What is expected:
Your task is to filter the data below down to the lines holding "noise".

Material for this task:
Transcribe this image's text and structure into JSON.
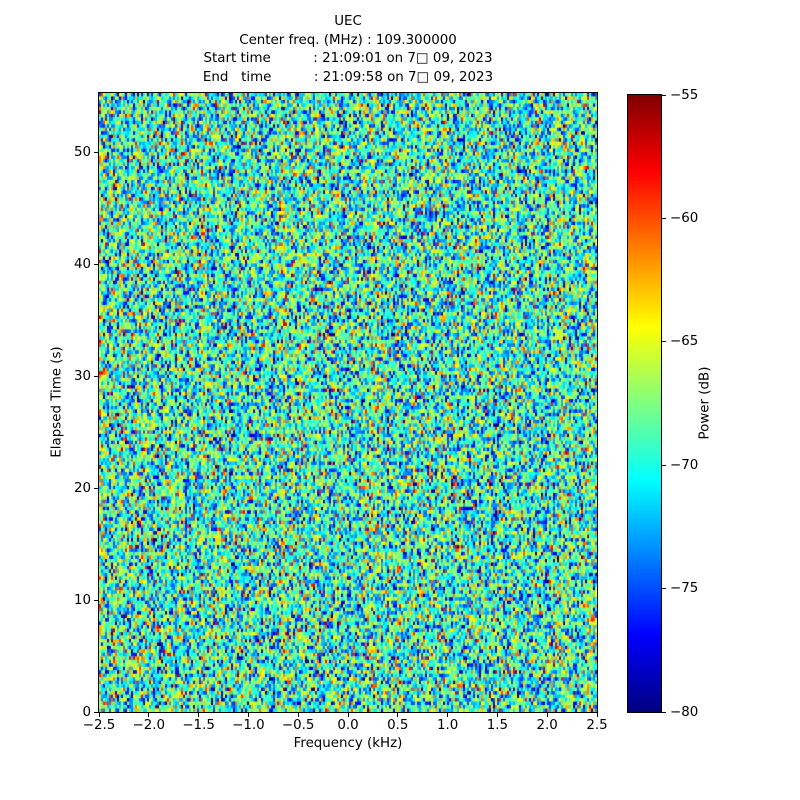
{
  "chart_data": {
    "type": "heatmap",
    "title": "UEC",
    "title_lines": [
      "UEC",
      "Center freq. (MHz) : 109.300000",
      "Start time          : 21:09:01 on 7□ 09, 2023",
      "End   time          : 21:09:58 on 7□ 09, 2023"
    ],
    "xlabel": "Frequency (kHz)",
    "ylabel": "Elapsed Time (s)",
    "xlim": [
      -2.5,
      2.5
    ],
    "ylim": [
      0,
      55.3
    ],
    "xtick_values": [
      -2.5,
      -2.0,
      -1.5,
      -1.0,
      -0.5,
      0.0,
      0.5,
      1.0,
      1.5,
      2.0,
      2.5
    ],
    "xtick_labels": [
      "−2.5",
      "−2.0",
      "−1.5",
      "−1.0",
      "−0.5",
      "0.0",
      "0.5",
      "1.0",
      "1.5",
      "2.0",
      "2.5"
    ],
    "ytick_values": [
      0,
      10,
      20,
      30,
      40,
      50
    ],
    "ytick_labels": [
      "0",
      "10",
      "20",
      "30",
      "40",
      "50"
    ],
    "grid": false,
    "background_color": "#ffffff",
    "colorbar": {
      "label": "Power (dB)",
      "vmin": -80,
      "vmax": -55,
      "tick_values": [
        -55,
        -60,
        -65,
        -70,
        -75,
        -80
      ],
      "tick_labels": [
        "−55",
        "−60",
        "−65",
        "−70",
        "−75",
        "−80"
      ],
      "colormap": "jet",
      "gradient_stops": [
        {
          "pos": 0,
          "color": "#000080"
        },
        {
          "pos": 12.5,
          "color": "#0000ff"
        },
        {
          "pos": 37.5,
          "color": "#00ffff"
        },
        {
          "pos": 62.5,
          "color": "#ffff00"
        },
        {
          "pos": 87.5,
          "color": "#ff0000"
        },
        {
          "pos": 100,
          "color": "#800000"
        }
      ]
    },
    "noise": {
      "description": "random broadband noise floor, no visible signal",
      "mean_db": -69.3,
      "std_db": 4.6,
      "col_sigma_db": 1.0,
      "cols": 249,
      "rows": 178,
      "seed": 7
    }
  }
}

Answer below:
    "noise": {
      "description": "random broadband noise floor, no visible signal",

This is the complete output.